Source data =>
▼

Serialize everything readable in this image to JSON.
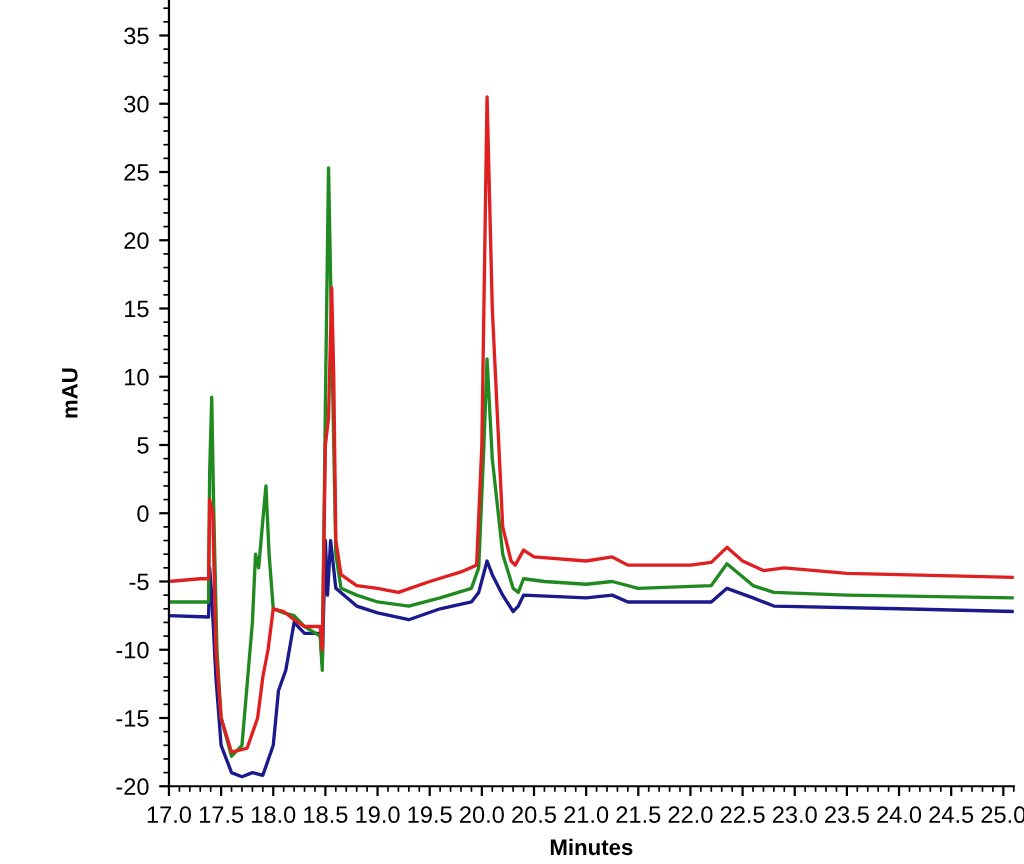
{
  "chart_data": {
    "type": "line",
    "xlabel": "Minutes",
    "ylabel": "mAU",
    "xlim": [
      17.0,
      25.1
    ],
    "ylim": [
      -20,
      37.6
    ],
    "xticks": [
      {
        "value": 17.0,
        "label": "17.0"
      },
      {
        "value": 17.5,
        "label": "17.5"
      },
      {
        "value": 18.0,
        "label": "18.0"
      },
      {
        "value": 18.5,
        "label": "18.5"
      },
      {
        "value": 19.0,
        "label": "19.0"
      },
      {
        "value": 19.5,
        "label": "19.5"
      },
      {
        "value": 20.0,
        "label": "20.0"
      },
      {
        "value": 20.5,
        "label": "20.5"
      },
      {
        "value": 21.0,
        "label": "21.0"
      },
      {
        "value": 21.5,
        "label": "21.5"
      },
      {
        "value": 22.0,
        "label": "22.0"
      },
      {
        "value": 22.5,
        "label": "22.5"
      },
      {
        "value": 23.0,
        "label": "23.0"
      },
      {
        "value": 23.5,
        "label": "23.5"
      },
      {
        "value": 24.0,
        "label": "24.0"
      },
      {
        "value": 24.5,
        "label": "24.5"
      },
      {
        "value": 25.0,
        "label": "25.0"
      }
    ],
    "yticks": [
      -20,
      -15,
      -10,
      -5,
      0,
      5,
      10,
      15,
      20,
      25,
      30,
      35
    ],
    "grid": false,
    "legend": false,
    "marker": "none",
    "line_style": "solid",
    "series": [
      {
        "color": "#1a1a8c",
        "x": [
          17.0,
          17.38,
          17.39,
          17.41,
          17.45,
          17.5,
          17.6,
          17.7,
          17.8,
          17.9,
          18.0,
          18.05,
          18.12,
          18.2,
          18.3,
          18.45,
          18.47,
          18.5,
          18.52,
          18.55,
          18.6,
          18.8,
          19.0,
          19.3,
          19.6,
          19.9,
          19.97,
          20.05,
          20.1,
          20.2,
          20.3,
          20.35,
          20.4,
          21.0,
          21.25,
          21.4,
          22.2,
          22.35,
          22.6,
          22.8,
          24.0,
          25.1
        ],
        "values": [
          -7.5,
          -7.6,
          -4,
          -6,
          -12,
          -17,
          -19,
          -19.3,
          -19,
          -19.2,
          -17,
          -13,
          -11.5,
          -8,
          -8.8,
          -8.8,
          -11,
          -2,
          -6,
          -2,
          -5.5,
          -6.8,
          -7.3,
          -7.8,
          -7,
          -6.5,
          -5.8,
          -3.5,
          -4.5,
          -6,
          -7.2,
          -6.8,
          -6,
          -6.2,
          -6,
          -6.5,
          -6.5,
          -5.5,
          -6.2,
          -6.8,
          -7,
          -7.2
        ]
      },
      {
        "color": "#208a20",
        "x": [
          17.0,
          17.38,
          17.39,
          17.41,
          17.43,
          17.46,
          17.5,
          17.6,
          17.7,
          17.8,
          17.83,
          17.86,
          17.9,
          17.93,
          17.96,
          18.0,
          18.1,
          18.2,
          18.3,
          18.45,
          18.47,
          18.5,
          18.53,
          18.56,
          18.6,
          18.65,
          18.8,
          19.0,
          19.3,
          19.6,
          19.9,
          19.97,
          20.02,
          20.05,
          20.1,
          20.2,
          20.3,
          20.35,
          20.4,
          20.6,
          21.0,
          21.25,
          21.5,
          22.2,
          22.35,
          22.6,
          22.8,
          23.5,
          25.1
        ],
        "values": [
          -6.5,
          -6.5,
          3,
          8.5,
          0,
          -10,
          -15,
          -17.8,
          -17,
          -8,
          -3,
          -4,
          -0.5,
          2,
          -3,
          -7,
          -7.3,
          -7.5,
          -8.3,
          -9,
          -11.5,
          8,
          25.3,
          13,
          -3,
          -5.5,
          -6,
          -6.5,
          -6.8,
          -6.2,
          -5.5,
          -4,
          5,
          11.3,
          4,
          -3,
          -5.5,
          -5.8,
          -4.8,
          -5,
          -5.2,
          -5,
          -5.5,
          -5.3,
          -3.7,
          -5.3,
          -5.8,
          -6,
          -6.2
        ]
      },
      {
        "color": "#e02020",
        "x": [
          17.0,
          17.3,
          17.38,
          17.39,
          17.42,
          17.45,
          17.5,
          17.6,
          17.75,
          17.85,
          17.9,
          17.95,
          18.0,
          18.1,
          18.2,
          18.3,
          18.45,
          18.47,
          18.5,
          18.53,
          18.56,
          18.58,
          18.6,
          18.65,
          18.8,
          19.0,
          19.2,
          19.5,
          19.8,
          19.95,
          20.0,
          20.05,
          20.1,
          20.2,
          20.28,
          20.32,
          20.4,
          20.5,
          21.0,
          21.25,
          21.4,
          22.0,
          22.2,
          22.35,
          22.5,
          22.7,
          22.9,
          23.5,
          24.0,
          25.1
        ],
        "values": [
          -5,
          -4.8,
          -4.8,
          1,
          0,
          -10,
          -15,
          -17.5,
          -17.2,
          -15,
          -12,
          -10,
          -7,
          -7.2,
          -7.8,
          -8.3,
          -8.3,
          -10,
          5,
          7,
          16.5,
          10,
          -2,
          -4.5,
          -5.3,
          -5.5,
          -5.8,
          -5,
          -4.3,
          -3.8,
          5,
          30.5,
          15,
          -1,
          -3.5,
          -3.8,
          -2.7,
          -3.2,
          -3.5,
          -3.2,
          -3.8,
          -3.8,
          -3.6,
          -2.5,
          -3.5,
          -4.2,
          -4,
          -4.4,
          -4.5,
          -4.7
        ]
      }
    ]
  }
}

▲

Quote the data above in full and without alteration; skip the pictures.

Serialize everything readable in this image to JSON.
{
  "chart_data": {
    "type": "line",
    "xlabel": "Minutes",
    "ylabel": "mAU",
    "xlim": [
      17.0,
      25.1
    ],
    "ylim": [
      -20,
      37.6
    ],
    "xticks": [
      {
        "value": 17.0,
        "label": "17.0"
      },
      {
        "value": 17.5,
        "label": "17.5"
      },
      {
        "value": 18.0,
        "label": "18.0"
      },
      {
        "value": 18.5,
        "label": "18.5"
      },
      {
        "value": 19.0,
        "label": "19.0"
      },
      {
        "value": 19.5,
        "label": "19.5"
      },
      {
        "value": 20.0,
        "label": "20.0"
      },
      {
        "value": 20.5,
        "label": "20.5"
      },
      {
        "value": 21.0,
        "label": "21.0"
      },
      {
        "value": 21.5,
        "label": "21.5"
      },
      {
        "value": 22.0,
        "label": "22.0"
      },
      {
        "value": 22.5,
        "label": "22.5"
      },
      {
        "value": 23.0,
        "label": "23.0"
      },
      {
        "value": 23.5,
        "label": "23.5"
      },
      {
        "value": 24.0,
        "label": "24.0"
      },
      {
        "value": 24.5,
        "label": "24.5"
      },
      {
        "value": 25.0,
        "label": "25.0"
      }
    ],
    "yticks": [
      -20,
      -15,
      -10,
      -5,
      0,
      5,
      10,
      15,
      20,
      25,
      30,
      35
    ],
    "grid": false,
    "legend": false,
    "marker": "none",
    "line_style": "solid",
    "series": [
      {
        "color": "#1a1a8c",
        "x": [
          17.0,
          17.38,
          17.39,
          17.41,
          17.45,
          17.5,
          17.6,
          17.7,
          17.8,
          17.9,
          18.0,
          18.05,
          18.12,
          18.2,
          18.3,
          18.45,
          18.47,
          18.5,
          18.52,
          18.55,
          18.6,
          18.8,
          19.0,
          19.3,
          19.6,
          19.9,
          19.97,
          20.05,
          20.1,
          20.2,
          20.3,
          20.35,
          20.4,
          21.0,
          21.25,
          21.4,
          22.2,
          22.35,
          22.6,
          22.8,
          24.0,
          25.1
        ],
        "values": [
          -7.5,
          -7.6,
          -4,
          -6,
          -12,
          -17,
          -19,
          -19.3,
          -19,
          -19.2,
          -17,
          -13,
          -11.5,
          -8,
          -8.8,
          -8.8,
          -11,
          -2,
          -6,
          -2,
          -5.5,
          -6.8,
          -7.3,
          -7.8,
          -7,
          -6.5,
          -5.8,
          -3.5,
          -4.5,
          -6,
          -7.2,
          -6.8,
          -6,
          -6.2,
          -6,
          -6.5,
          -6.5,
          -5.5,
          -6.2,
          -6.8,
          -7,
          -7.2
        ]
      },
      {
        "color": "#208a20",
        "x": [
          17.0,
          17.38,
          17.39,
          17.41,
          17.43,
          17.46,
          17.5,
          17.6,
          17.7,
          17.8,
          17.83,
          17.86,
          17.9,
          17.93,
          17.96,
          18.0,
          18.1,
          18.2,
          18.3,
          18.45,
          18.47,
          18.5,
          18.53,
          18.56,
          18.6,
          18.65,
          18.8,
          19.0,
          19.3,
          19.6,
          19.9,
          19.97,
          20.02,
          20.05,
          20.1,
          20.2,
          20.3,
          20.35,
          20.4,
          20.6,
          21.0,
          21.25,
          21.5,
          22.2,
          22.35,
          22.6,
          22.8,
          23.5,
          25.1
        ],
        "values": [
          -6.5,
          -6.5,
          3,
          8.5,
          0,
          -10,
          -15,
          -17.8,
          -17,
          -8,
          -3,
          -4,
          -0.5,
          2,
          -3,
          -7,
          -7.3,
          -7.5,
          -8.3,
          -9,
          -11.5,
          8,
          25.3,
          13,
          -3,
          -5.5,
          -6,
          -6.5,
          -6.8,
          -6.2,
          -5.5,
          -4,
          5,
          11.3,
          4,
          -3,
          -5.5,
          -5.8,
          -4.8,
          -5,
          -5.2,
          -5,
          -5.5,
          -5.3,
          -3.7,
          -5.3,
          -5.8,
          -6,
          -6.2
        ]
      },
      {
        "color": "#e02020",
        "x": [
          17.0,
          17.3,
          17.38,
          17.39,
          17.42,
          17.45,
          17.5,
          17.6,
          17.75,
          17.85,
          17.9,
          17.95,
          18.0,
          18.1,
          18.2,
          18.3,
          18.45,
          18.47,
          18.5,
          18.53,
          18.56,
          18.58,
          18.6,
          18.65,
          18.8,
          19.0,
          19.2,
          19.5,
          19.8,
          19.95,
          20.0,
          20.05,
          20.1,
          20.2,
          20.28,
          20.32,
          20.4,
          20.5,
          21.0,
          21.25,
          21.4,
          22.0,
          22.2,
          22.35,
          22.5,
          22.7,
          22.9,
          23.5,
          24.0,
          25.1
        ],
        "values": [
          -5,
          -4.8,
          -4.8,
          1,
          0,
          -10,
          -15,
          -17.5,
          -17.2,
          -15,
          -12,
          -10,
          -7,
          -7.2,
          -7.8,
          -8.3,
          -8.3,
          -10,
          5,
          7,
          16.5,
          10,
          -2,
          -4.5,
          -5.3,
          -5.5,
          -5.8,
          -5,
          -4.3,
          -3.8,
          5,
          30.5,
          15,
          -1,
          -3.5,
          -3.8,
          -2.7,
          -3.2,
          -3.5,
          -3.2,
          -3.8,
          -3.8,
          -3.6,
          -2.5,
          -3.5,
          -4.2,
          -4,
          -4.4,
          -4.5,
          -4.7
        ]
      }
    ]
  }
}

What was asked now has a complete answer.